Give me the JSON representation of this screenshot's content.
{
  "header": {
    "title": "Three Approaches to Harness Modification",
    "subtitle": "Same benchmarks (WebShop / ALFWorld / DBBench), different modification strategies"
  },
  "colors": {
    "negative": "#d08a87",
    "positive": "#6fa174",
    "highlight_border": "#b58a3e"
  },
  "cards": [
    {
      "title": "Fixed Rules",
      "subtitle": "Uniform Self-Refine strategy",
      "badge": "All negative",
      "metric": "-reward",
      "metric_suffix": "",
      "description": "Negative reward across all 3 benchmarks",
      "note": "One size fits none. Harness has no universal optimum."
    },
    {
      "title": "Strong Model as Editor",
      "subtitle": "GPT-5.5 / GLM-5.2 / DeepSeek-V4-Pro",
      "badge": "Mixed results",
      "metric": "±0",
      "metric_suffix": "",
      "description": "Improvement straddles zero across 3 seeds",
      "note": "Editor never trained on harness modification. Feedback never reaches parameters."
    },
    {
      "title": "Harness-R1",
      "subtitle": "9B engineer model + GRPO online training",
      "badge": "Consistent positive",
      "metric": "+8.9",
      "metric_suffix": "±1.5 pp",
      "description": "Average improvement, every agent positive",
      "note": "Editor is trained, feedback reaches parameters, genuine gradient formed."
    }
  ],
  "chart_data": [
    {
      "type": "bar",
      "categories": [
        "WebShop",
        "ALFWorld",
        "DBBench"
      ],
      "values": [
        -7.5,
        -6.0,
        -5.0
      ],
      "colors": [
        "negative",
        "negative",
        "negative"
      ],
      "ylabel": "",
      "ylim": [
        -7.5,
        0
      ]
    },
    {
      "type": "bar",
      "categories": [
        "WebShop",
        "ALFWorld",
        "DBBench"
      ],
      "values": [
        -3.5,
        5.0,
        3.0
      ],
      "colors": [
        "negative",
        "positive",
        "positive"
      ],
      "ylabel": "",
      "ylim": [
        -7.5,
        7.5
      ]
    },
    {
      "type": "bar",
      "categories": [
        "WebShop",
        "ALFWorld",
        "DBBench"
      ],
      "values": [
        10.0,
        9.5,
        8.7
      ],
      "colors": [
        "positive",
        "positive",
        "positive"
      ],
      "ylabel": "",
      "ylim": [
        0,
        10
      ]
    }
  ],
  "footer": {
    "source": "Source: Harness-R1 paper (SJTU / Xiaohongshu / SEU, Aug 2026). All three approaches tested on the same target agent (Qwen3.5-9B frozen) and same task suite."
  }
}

+ + + +

# WHAT NEEDS TO BE DONE
Find and copy every line in the entries above where the string "agent" occurs.

# RESPONSE TO THE TASK
      "description": "Average improvement, every agent positive",
    "source": "Source: Harness-R1 paper (SJTU / Xiaohongshu / SEU, Aug 2026). All three approaches tested on the same target agent (Qwen3.5-9B frozen) and same task suite."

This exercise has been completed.